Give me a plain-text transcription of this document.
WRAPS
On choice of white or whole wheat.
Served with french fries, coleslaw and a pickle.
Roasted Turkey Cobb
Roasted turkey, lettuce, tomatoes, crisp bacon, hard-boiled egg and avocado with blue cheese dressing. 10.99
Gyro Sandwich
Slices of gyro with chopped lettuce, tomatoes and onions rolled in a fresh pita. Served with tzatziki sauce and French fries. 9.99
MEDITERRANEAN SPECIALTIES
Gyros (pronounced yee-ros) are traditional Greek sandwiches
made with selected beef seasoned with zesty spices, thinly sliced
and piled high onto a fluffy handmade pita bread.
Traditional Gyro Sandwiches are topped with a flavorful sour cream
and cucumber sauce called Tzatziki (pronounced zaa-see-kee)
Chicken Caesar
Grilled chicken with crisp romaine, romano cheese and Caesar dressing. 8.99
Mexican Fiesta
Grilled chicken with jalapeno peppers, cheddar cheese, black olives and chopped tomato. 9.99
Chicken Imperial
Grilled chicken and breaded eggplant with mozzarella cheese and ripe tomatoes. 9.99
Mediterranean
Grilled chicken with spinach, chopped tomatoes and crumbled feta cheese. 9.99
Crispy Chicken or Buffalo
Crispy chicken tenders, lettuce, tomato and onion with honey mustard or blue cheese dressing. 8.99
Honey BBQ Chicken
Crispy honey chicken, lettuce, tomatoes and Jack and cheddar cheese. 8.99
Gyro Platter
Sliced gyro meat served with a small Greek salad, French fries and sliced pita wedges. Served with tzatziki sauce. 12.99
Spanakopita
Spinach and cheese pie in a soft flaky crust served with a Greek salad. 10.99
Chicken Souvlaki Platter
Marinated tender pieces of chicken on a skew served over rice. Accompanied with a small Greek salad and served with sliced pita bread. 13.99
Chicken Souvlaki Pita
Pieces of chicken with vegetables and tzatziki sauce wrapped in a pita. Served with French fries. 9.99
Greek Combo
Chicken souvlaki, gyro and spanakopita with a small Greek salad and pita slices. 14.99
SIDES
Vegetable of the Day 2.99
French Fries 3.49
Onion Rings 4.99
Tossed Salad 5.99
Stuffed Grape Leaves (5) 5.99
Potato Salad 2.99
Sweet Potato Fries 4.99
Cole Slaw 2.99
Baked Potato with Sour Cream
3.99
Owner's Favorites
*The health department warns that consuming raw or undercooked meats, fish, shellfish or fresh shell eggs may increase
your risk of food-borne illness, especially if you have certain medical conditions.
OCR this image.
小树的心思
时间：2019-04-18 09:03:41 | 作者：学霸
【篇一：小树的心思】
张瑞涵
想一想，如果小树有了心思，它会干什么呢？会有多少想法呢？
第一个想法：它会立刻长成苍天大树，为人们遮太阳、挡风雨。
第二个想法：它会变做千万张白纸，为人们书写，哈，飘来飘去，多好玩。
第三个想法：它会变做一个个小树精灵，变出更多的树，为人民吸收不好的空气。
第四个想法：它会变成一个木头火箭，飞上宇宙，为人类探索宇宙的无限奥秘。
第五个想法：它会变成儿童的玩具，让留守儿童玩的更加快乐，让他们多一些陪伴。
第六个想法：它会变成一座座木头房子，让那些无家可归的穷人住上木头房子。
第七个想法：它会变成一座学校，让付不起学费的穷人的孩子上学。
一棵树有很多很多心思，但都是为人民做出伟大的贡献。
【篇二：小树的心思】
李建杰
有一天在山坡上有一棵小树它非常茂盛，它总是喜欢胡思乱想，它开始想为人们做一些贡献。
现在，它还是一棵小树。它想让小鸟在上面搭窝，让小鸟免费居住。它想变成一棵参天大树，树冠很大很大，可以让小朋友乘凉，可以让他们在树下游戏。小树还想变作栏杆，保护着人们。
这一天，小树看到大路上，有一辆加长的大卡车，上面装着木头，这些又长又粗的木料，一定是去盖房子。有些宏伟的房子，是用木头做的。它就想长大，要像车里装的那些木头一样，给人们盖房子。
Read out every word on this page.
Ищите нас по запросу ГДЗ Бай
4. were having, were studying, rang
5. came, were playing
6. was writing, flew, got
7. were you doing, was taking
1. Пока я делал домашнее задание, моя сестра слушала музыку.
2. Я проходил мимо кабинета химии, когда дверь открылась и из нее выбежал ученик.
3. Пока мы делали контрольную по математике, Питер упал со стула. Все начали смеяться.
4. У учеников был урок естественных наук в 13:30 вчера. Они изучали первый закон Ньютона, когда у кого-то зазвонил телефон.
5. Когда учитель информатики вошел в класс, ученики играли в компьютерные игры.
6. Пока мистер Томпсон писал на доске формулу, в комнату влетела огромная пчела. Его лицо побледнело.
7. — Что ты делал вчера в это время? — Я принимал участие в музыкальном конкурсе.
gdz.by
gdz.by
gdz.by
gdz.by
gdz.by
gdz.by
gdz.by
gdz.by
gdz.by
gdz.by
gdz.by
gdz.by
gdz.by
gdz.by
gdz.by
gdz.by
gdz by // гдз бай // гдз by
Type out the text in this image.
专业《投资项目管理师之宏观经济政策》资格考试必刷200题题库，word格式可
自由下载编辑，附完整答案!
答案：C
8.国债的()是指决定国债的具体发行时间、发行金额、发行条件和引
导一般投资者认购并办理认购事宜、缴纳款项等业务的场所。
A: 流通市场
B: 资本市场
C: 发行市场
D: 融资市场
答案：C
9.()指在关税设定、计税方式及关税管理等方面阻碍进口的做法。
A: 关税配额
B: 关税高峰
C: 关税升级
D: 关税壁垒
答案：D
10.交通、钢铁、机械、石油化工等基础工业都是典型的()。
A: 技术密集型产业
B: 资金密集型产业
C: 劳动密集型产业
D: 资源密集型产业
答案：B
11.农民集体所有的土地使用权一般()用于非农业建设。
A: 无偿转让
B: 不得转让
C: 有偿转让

**Set problem**
Pick out the lines above that hold the string "вчера" and show them.

**Response to the task**
4. У учеников был урок естественных наук в 13:30 вчера. Они изучали первый закон Ньютона, когда у кого-то зазвонил телефон.
7. — Что ты делал вчера в это время? — Я принимал участие в музыкальном конкурсе.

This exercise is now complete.